**Problema da risolvere**
Nel testo da leggere, con quale parola Jeremy Rifkin ha bollato l'accordo sulla limitazione delle emissioni?

**Testo da leggere**
*-*-*
Video sottotitolato in italiano: la CNN su Berlusconi, le sue gaffes, e il nuovo scandalo.
G8: i Grandi non hanno deciso nulla! Emergenza fame e i dollari promessi dal G8. Le Ong: “E’ un fallimento”
Il nulla economico emerso a L'Aquila in un vertice inutile e, a tratti, perfino ridicolo. La disoccupazione crescerà nel 2010-2011, a dispetto del "superamento della crisi economica". Cina e India detteranno l'agenda delle prossime risoluzioni (se mai ce ne saranno).
ROMA – Si fa fatica nella lettura dei giornali e nella visione dei servizi televisivi sul G8 appena concluso, che sembra sia stata una tappa fondamentale nello sviluppo dell’umanità e del suo benessere economico, mentre, anche una rapida lettura dei documenti ufficiali approvati, mostra l’assoluta inconsistenza di questo vertice.
Perfino un giornale come “Repubblica”, con il suo inviato di punta Vittorio Zucconi, ha sottolineato il (presunto) fatto che i risultati raggiunti dal vertice aquilano rimarranno nella storia come indelebile patrimonio politico della Nazione.
Ma quali sono questi fatti, per quanto concerne l’economia? Il G8 ha innanzitutto dimostrato come sia, oramai, diventato un G14, inevitabilmente dovremmo dire. Perché è inconcepibile oggi il solo pensare di affrontare l’economia globalizzata senza il coinvolgimento di Paesi quali la Cina, il Messico, il Brasile. E già questo la dice lunga sulla reale importanza del vecchio gruppo di vertice nato a Ramabouillet nel 1975, per volere dell’allora Presidente francese Giscard D’Estaing.
Paesi in forte avanzamento economico come Cina e India hanno praticamente reso evanescente l’accordo sulla limitazione delle emissioni, strombazzato come un successo rassicurante per il clima del pianeta, subito contraddetto dal principale teorico dell’economia verde Jeremy Rifkin, che lo ha bollato come “ridicolo”. Ma i due colossi asiatici hanno comunque dimostrato la loro importanza, con la plastica evidenza che, almeno in materia economica e ambientale, non esiste alcun “concerto mondiale” e nessuna bipolarità concordata fra Occidente ed Oriente. Ad irritare soprattutto le potenze emergenti è il sistema monetario internazionale, istituito nel 1944 a Bretton Woods e fondato sul dollaro, che loro vorrebbero vedere superato.
*-*-*
**Estratti dei record**

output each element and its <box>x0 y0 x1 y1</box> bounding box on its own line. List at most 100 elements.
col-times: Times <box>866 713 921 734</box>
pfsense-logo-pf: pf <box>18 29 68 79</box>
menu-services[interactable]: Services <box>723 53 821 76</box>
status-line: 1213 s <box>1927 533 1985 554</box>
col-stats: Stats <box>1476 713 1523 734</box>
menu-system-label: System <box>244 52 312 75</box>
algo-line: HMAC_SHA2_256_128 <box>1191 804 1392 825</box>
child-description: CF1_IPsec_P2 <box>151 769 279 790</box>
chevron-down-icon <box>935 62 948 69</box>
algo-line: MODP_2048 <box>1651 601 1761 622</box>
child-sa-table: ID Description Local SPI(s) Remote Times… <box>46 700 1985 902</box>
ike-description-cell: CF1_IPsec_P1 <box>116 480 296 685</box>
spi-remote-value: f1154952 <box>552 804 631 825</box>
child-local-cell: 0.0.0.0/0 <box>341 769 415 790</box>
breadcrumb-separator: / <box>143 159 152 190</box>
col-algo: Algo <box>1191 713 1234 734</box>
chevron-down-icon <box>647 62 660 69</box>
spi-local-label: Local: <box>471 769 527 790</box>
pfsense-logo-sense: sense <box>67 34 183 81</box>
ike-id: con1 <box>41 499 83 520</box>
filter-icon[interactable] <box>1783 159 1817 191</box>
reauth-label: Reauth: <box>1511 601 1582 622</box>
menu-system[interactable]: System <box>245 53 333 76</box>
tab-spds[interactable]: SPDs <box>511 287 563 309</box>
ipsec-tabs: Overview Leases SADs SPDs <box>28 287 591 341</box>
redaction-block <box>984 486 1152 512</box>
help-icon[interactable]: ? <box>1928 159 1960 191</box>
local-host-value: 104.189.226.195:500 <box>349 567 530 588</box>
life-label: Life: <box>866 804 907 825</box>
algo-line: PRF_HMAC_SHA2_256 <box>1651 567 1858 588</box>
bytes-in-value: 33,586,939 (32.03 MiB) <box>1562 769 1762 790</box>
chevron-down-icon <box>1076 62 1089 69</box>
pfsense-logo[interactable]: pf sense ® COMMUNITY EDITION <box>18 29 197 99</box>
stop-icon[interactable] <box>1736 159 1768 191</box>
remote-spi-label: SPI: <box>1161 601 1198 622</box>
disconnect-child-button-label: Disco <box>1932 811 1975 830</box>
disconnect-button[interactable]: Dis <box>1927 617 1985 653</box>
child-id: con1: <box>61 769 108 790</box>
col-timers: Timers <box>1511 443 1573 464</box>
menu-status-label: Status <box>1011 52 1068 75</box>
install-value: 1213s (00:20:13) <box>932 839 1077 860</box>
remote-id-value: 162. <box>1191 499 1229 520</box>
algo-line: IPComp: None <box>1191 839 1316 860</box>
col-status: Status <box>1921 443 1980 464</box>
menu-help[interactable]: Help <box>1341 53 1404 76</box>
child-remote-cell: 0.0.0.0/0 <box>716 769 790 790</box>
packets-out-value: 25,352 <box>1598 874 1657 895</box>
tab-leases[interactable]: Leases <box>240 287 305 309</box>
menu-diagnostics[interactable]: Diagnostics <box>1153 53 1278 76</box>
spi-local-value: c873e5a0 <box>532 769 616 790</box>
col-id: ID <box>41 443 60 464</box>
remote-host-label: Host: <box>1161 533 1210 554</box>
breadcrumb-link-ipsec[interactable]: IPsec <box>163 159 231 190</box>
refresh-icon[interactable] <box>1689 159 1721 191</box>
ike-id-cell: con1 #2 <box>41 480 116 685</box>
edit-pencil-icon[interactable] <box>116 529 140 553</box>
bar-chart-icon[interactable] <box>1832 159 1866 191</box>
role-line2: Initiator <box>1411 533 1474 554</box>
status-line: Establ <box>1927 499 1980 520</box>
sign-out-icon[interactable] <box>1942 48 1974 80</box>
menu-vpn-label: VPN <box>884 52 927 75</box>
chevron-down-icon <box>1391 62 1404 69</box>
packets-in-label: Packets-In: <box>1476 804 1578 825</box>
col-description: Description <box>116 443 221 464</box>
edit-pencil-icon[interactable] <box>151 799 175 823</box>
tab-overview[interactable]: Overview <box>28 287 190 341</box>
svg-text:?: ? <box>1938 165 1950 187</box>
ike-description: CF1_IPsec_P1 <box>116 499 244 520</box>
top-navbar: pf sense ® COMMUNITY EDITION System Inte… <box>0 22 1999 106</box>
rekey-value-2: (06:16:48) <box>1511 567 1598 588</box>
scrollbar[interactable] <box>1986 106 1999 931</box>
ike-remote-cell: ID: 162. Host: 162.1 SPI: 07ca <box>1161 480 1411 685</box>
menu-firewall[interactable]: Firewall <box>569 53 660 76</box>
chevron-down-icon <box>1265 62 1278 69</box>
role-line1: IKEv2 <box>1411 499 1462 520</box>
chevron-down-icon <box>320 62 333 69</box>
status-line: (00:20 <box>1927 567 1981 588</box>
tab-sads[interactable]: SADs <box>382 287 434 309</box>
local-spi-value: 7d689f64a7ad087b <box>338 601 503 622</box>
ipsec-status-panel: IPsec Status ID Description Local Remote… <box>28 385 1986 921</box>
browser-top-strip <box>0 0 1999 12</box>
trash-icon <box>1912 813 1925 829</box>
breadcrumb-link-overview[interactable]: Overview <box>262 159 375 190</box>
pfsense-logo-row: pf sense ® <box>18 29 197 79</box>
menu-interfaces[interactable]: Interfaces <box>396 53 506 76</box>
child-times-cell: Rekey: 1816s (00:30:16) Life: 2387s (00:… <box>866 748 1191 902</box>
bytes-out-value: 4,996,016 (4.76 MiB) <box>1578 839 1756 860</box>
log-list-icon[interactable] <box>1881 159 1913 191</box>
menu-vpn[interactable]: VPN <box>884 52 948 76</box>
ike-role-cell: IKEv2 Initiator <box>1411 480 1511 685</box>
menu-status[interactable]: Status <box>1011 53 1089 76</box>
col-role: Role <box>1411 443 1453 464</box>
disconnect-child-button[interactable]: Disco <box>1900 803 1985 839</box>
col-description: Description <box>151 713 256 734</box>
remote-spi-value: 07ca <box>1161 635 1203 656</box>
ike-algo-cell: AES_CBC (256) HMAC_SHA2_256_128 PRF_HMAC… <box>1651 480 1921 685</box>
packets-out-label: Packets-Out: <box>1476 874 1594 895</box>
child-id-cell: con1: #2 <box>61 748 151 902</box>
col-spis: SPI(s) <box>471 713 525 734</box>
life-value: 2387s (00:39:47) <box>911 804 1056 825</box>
*-*-*
**Risultato esercizio**
Lo ha bollato come “ridicolo”.